STATED PROBLEM —
Your task is to repeat all of the data exactly while excluding the pictures.
# RECORDS FOR THE TASK start
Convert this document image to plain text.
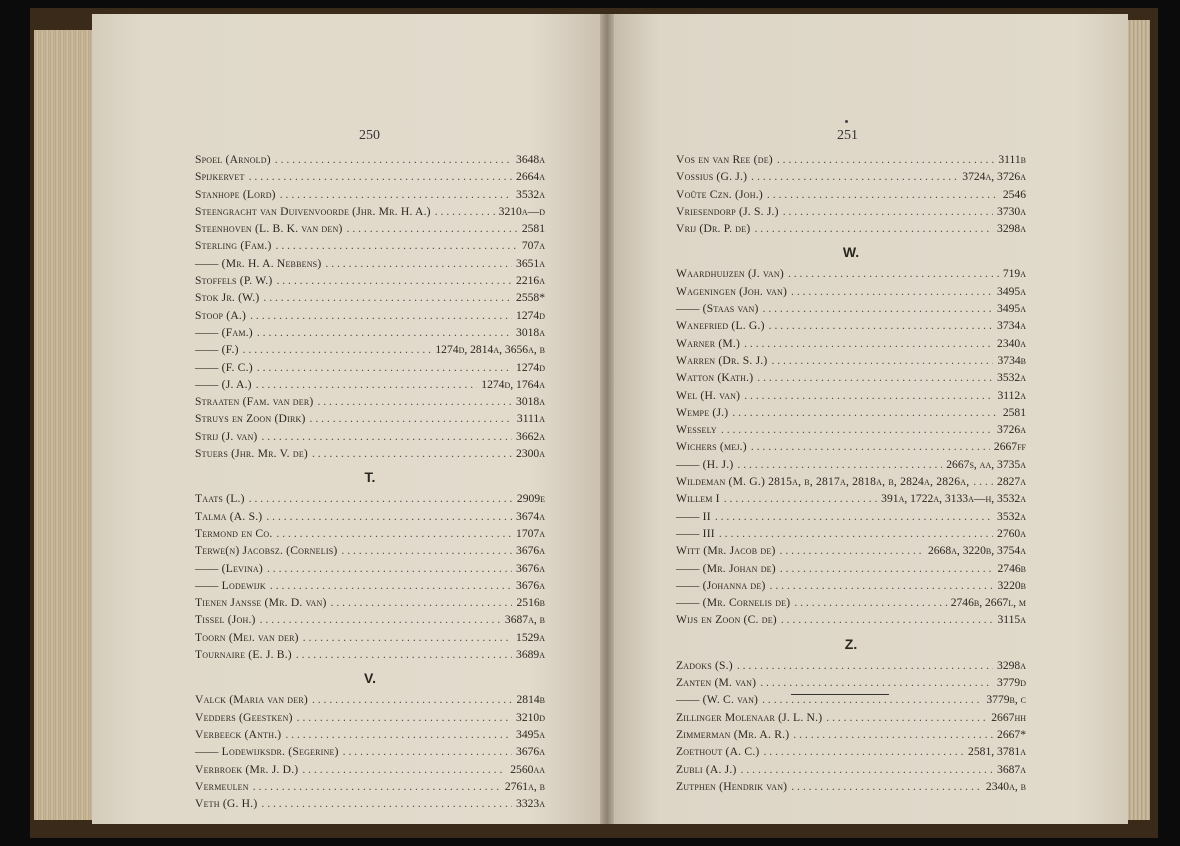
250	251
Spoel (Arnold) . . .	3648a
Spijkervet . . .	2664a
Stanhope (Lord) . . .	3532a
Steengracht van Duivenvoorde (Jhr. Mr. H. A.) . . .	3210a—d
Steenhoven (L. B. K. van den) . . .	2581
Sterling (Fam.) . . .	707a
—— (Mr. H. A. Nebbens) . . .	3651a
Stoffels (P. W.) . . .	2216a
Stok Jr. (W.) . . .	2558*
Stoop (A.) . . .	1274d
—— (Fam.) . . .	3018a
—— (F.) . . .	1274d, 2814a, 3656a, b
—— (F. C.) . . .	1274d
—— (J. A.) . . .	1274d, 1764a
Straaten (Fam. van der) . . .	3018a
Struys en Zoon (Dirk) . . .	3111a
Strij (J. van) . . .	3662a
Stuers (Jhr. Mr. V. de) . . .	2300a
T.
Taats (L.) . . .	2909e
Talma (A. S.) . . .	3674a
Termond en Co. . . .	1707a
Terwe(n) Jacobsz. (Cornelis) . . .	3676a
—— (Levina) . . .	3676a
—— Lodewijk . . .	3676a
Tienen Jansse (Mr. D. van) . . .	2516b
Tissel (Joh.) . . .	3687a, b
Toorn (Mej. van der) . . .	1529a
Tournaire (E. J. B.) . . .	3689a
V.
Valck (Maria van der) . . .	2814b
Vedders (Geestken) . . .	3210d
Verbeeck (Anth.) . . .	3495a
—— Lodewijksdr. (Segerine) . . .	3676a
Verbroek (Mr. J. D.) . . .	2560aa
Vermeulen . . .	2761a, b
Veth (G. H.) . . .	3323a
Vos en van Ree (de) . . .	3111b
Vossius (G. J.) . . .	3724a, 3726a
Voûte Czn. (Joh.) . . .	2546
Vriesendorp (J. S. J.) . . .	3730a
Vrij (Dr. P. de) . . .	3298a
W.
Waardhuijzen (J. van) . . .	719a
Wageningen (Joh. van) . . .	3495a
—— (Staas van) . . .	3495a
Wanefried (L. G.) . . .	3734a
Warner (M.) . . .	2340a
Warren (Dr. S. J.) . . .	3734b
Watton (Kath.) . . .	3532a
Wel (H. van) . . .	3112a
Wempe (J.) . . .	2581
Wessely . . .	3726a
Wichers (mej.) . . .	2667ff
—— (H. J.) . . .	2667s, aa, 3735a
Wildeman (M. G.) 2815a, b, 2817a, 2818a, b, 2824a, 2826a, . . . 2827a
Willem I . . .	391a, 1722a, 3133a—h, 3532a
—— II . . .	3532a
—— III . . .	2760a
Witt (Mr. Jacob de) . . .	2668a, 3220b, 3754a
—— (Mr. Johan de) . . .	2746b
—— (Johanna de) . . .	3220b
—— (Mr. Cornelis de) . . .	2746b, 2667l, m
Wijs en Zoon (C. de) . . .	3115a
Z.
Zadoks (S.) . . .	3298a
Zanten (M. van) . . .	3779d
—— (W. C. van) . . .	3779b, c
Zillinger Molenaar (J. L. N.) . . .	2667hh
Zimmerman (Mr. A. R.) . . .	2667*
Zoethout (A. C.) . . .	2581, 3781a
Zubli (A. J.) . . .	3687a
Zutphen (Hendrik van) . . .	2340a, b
# RECORDS FOR THE TASK end
SOLUTION FOR THIS TASK —
Convert this document image to plain text.
250	251
Spoel (Arnold) . . .	3648a
Spijkervet . . .	2664a
Stanhope (Lord) . . .	3532a
Steengracht van Duivenvoorde (Jhr. Mr. H. A.) . . .	3210a—d
Steenhoven (L. B. K. van den) . . .	2581
Sterling (Fam.) . . .	707a
—— (Mr. H. A. Nebbens) . . .	3651a
Stoffels (P. W.) . . .	2216a
Stok Jr. (W.) . . .	2558*
Stoop (A.) . . .	1274d
—— (Fam.) . . .	3018a
—— (F.) . . .	1274d, 2814a, 3656a, b
—— (F. C.) . . .	1274d
—— (J. A.) . . .	1274d, 1764a
Straaten (Fam. van der) . . .	3018a
Struys en Zoon (Dirk) . . .	3111a
Strij (J. van) . . .	3662a
Stuers (Jhr. Mr. V. de) . . .	2300a
T.
Taats (L.) . . .	2909e
Talma (A. S.) . . .	3674a
Termond en Co. . . .	1707a
Terwe(n) Jacobsz. (Cornelis) . . .	3676a
—— (Levina) . . .	3676a
—— Lodewijk . . .	3676a
Tienen Jansse (Mr. D. van) . . .	2516b
Tissel (Joh.) . . .	3687a, b
Toorn (Mej. van der) . . .	1529a
Tournaire (E. J. B.) . . .	3689a
V.
Valck (Maria van der) . . .	2814b
Vedders (Geestken) . . .	3210d
Verbeeck (Anth.) . . .	3495a
—— Lodewijksdr. (Segerine) . . .	3676a
Verbroek (Mr. J. D.) . . .	2560aa
Vermeulen . . .	2761a, b
Veth (G. H.) . . .	3323a
Vos en van Ree (de) . . .	3111b
Vossius (G. J.) . . .	3724a, 3726a
Voûte Czn. (Joh.) . . .	2546
Vriesendorp (J. S. J.) . . .	3730a
Vrij (Dr. P. de) . . .	3298a
W.
Waardhuijzen (J. van) . . .	719a
Wageningen (Joh. van) . . .	3495a
—— (Staas van) . . .	3495a
Wanefried (L. G.) . . .	3734a
Warner (M.) . . .	2340a
Warren (Dr. S. J.) . . .	3734b
Watton (Kath.) . . .	3532a
Wel (H. van) . . .	3112a
Wempe (J.) . . .	2581
Wessely . . .	3726a
Wichers (mej.) . . .	2667ff
—— (H. J.) . . .	2667s, aa, 3735a
Wildeman (M. G.) 2815a, b, 2817a, 2818a, b, 2824a, 2826a, . . . 2827a
Willem I . . .	391a, 1722a, 3133a—h, 3532a
—— II . . .	3532a
—— III . . .	2760a
Witt (Mr. Jacob de) . . .	2668a, 3220b, 3754a
—— (Mr. Johan de) . . .	2746b
—— (Johanna de) . . .	3220b
—— (Mr. Cornelis de) . . .	2746b, 2667l, m
Wijs en Zoon (C. de) . . .	3115a
Z.
Zadoks (S.) . . .	3298a
Zanten (M. van) . . .	3779d
—— (W. C. van) . . .	3779b, c
Zillinger Molenaar (J. L. N.) . . .	2667hh
Zimmerman (Mr. A. R.) . . .	2667*
Zoethout (A. C.) . . .	2581, 3781a
Zubli (A. J.) . . .	3687a
Zutphen (Hendrik van) . . .	2340a, b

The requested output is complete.